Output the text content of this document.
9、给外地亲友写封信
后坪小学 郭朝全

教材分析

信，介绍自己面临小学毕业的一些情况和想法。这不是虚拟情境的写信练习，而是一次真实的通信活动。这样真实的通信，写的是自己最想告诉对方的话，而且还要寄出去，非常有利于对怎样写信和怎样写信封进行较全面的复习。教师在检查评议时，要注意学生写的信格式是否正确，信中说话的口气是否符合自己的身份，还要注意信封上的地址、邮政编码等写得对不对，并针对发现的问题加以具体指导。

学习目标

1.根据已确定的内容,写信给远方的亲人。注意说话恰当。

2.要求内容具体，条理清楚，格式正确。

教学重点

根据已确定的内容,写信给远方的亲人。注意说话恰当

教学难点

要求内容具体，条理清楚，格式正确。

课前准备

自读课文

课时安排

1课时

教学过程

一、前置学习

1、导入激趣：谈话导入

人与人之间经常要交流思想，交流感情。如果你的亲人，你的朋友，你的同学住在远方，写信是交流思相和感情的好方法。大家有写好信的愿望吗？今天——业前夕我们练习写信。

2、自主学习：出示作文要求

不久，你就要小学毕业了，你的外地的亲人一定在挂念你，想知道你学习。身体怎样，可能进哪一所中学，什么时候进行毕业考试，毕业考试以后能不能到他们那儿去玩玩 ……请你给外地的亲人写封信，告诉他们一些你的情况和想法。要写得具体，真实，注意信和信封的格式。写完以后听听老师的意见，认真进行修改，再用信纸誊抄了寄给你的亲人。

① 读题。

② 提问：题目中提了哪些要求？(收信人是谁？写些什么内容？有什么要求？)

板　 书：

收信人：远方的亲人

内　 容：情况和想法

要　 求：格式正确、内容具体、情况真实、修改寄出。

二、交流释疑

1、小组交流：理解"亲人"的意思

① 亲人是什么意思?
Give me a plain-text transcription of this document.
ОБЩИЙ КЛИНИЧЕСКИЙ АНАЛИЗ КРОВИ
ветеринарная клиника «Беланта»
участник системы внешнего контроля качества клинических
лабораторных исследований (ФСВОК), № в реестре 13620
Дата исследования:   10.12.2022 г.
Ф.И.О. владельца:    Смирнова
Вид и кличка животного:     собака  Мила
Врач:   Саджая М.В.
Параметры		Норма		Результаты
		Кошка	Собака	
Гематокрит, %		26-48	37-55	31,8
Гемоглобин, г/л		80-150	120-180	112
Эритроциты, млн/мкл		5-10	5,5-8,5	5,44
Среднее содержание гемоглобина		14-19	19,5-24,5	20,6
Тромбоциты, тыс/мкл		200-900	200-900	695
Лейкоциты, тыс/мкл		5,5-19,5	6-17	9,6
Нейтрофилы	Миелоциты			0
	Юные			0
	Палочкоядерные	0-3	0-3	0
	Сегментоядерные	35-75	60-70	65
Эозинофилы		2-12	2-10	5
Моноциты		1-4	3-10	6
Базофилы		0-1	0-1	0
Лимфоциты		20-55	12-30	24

::::

◆ YOUR OBJECTIVE
Extract all of the material exactly as it is written.

◆ EXERCISE RESPONSE
Output the text content of this document.
9、给外地亲友写封信
后坪小学 郭朝全

教材分析

信，介绍自己面临小学毕业的一些情况和想法。这不是虚拟情境的写信练习，而是一次真实的通信活动。这样真实的通信，写的是自己最想告诉对方的话，而且还要寄出去，非常有利于对怎样写信和怎样写信封进行较全面的复习。教师在检查评议时，要注意学生写的信格式是否正确，信中说话的口气是否符合自己的身份，还要注意信封上的地址、邮政编码等写得对不对，并针对发现的问题加以具体指导。

学习目标

1.根据已确定的内容,写信给远方的亲人。注意说话恰当。

2.要求内容具体，条理清楚，格式正确。

教学重点

根据已确定的内容,写信给远方的亲人。注意说话恰当

教学难点

要求内容具体，条理清楚，格式正确。

课前准备

自读课文

课时安排

1课时

教学过程

一、前置学习

1、导入激趣：谈话导入

人与人之间经常要交流思想，交流感情。如果你的亲人，你的朋友，你的同学住在远方，写信是交流思相和感情的好方法。大家有写好信的愿望吗？今天——业前夕我们练习写信。

2、自主学习：出示作文要求

不久，你就要小学毕业了，你的外地的亲人一定在挂念你，想知道你学习。身体怎样，可能进哪一所中学，什么时候进行毕业考试，毕业考试以后能不能到他们那儿去玩玩 ……请你给外地的亲人写封信，告诉他们一些你的情况和想法。要写得具体，真实，注意信和信封的格式。写完以后听听老师的意见，认真进行修改，再用信纸誊抄了寄给你的亲人。

① 读题。

② 提问：题目中提了哪些要求？(收信人是谁？写些什么内容？有什么要求？)

板　 书：

收信人：远方的亲人

内　 容：情况和想法

要　 求：格式正确、内容具体、情况真实、修改寄出。

二、交流释疑

1、小组交流：理解"亲人"的意思

① 亲人是什么意思?
Give me a plain-text transcription of this document.
ОБЩИЙ КЛИНИЧЕСКИЙ АНАЛИЗ КРОВИ
ветеринарная клиника «Беланта»
участник системы внешнего контроля качества клинических
лабораторных исследований (ФСВОК), № в реестре 13620
Дата исследования:   10.12.2022 г.
Ф.И.О. владельца:    Смирнова
Вид и кличка животного:     собака  Мила
Врач:   Саджая М.В.
Параметры		Норма		Результаты
		Кошка	Собака	
Гематокрит, %		26-48	37-55	31,8
Гемоглобин, г/л		80-150	120-180	112
Эритроциты, млн/мкл		5-10	5,5-8,5	5,44
Среднее содержание гемоглобина		14-19	19,5-24,5	20,6
Тромбоциты, тыс/мкл		200-900	200-900	695
Лейкоциты, тыс/мкл		5,5-19,5	6-17	9,6
Нейтрофилы	Миелоциты			0
	Юные			0
	Палочкоядерные	0-3	0-3	0
	Сегментоядерные	35-75	60-70	65
Эозинофилы		2-12	2-10	5
Моноциты		1-4	3-10	6
Базофилы		0-1	0-1	0
Лимфоциты		20-55	12-30	24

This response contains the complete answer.